Transcribe the records that follow in their entirety, omitting any pictures.

[Start of Records for the task]

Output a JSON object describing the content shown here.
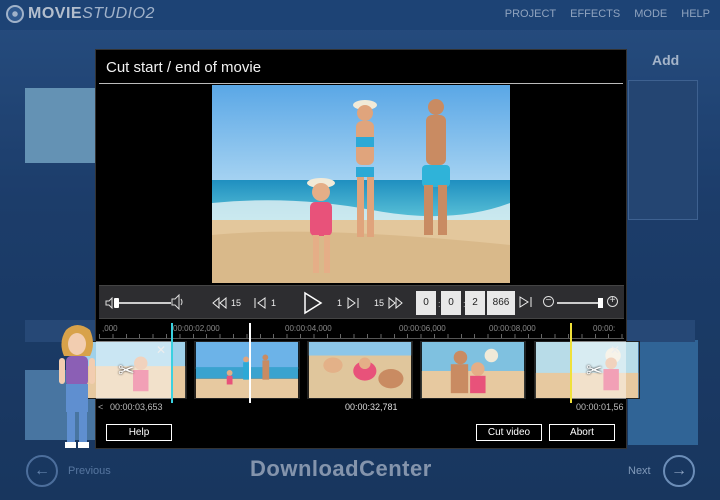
{
  "app": {
    "name_bold": "MOVIE",
    "name_thin": "STUDIO2",
    "toolbar": [
      "PROJECT",
      "EFFECTS",
      "MODE",
      "HELP"
    ],
    "add_label": "Add",
    "back_label": "Previous",
    "next_label": "Next"
  },
  "watermark": "DownloadCenter",
  "dialog": {
    "title": "Cut start / end of movie",
    "controls": {
      "rewind_step": "15",
      "back_step": "1",
      "forward_step": "1",
      "fast_forward_step": "15",
      "frame_fields": [
        "0",
        "0",
        "2",
        "866"
      ]
    },
    "timeline": {
      "ruler_labels": [
        ",000",
        "00:00:02,000",
        "00:00:04,000",
        "00:00:06,000",
        "00:00:08,000",
        "00:00:"
      ],
      "left_arrow": "<",
      "start_time": "00:00:03,653",
      "total_time": "00:00:32,781",
      "end_time": "00:00:01,56"
    },
    "buttons": {
      "help": "Help",
      "cut": "Cut video",
      "abort": "Abort"
    }
  },
  "colors": {
    "start_marker": "#3ad1e0",
    "end_marker": "#f0e13a",
    "dialog_bg": "#000000",
    "app_bg": "#1f4476"
  }
}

[End of Records for the task]

Exercise response:
Output a JSON object describing the content shown here.
{
  "app": {
    "name_bold": "MOVIE",
    "name_thin": "STUDIO2",
    "toolbar": [
      "PROJECT",
      "EFFECTS",
      "MODE",
      "HELP"
    ],
    "add_label": "Add",
    "back_label": "Previous",
    "next_label": "Next"
  },
  "watermark": "DownloadCenter",
  "dialog": {
    "title": "Cut start / end of movie",
    "controls": {
      "rewind_step": "15",
      "back_step": "1",
      "forward_step": "1",
      "fast_forward_step": "15",
      "frame_fields": [
        "0",
        "0",
        "2",
        "866"
      ]
    },
    "timeline": {
      "ruler_labels": [
        ",000",
        "00:00:02,000",
        "00:00:04,000",
        "00:00:06,000",
        "00:00:08,000",
        "00:00:"
      ],
      "left_arrow": "<",
      "start_time": "00:00:03,653",
      "total_time": "00:00:32,781",
      "end_time": "00:00:01,56"
    },
    "buttons": {
      "help": "Help",
      "cut": "Cut video",
      "abort": "Abort"
    }
  },
  "colors": {
    "start_marker": "#3ad1e0",
    "end_marker": "#f0e13a",
    "dialog_bg": "#000000",
    "app_bg": "#1f4476"
  }
}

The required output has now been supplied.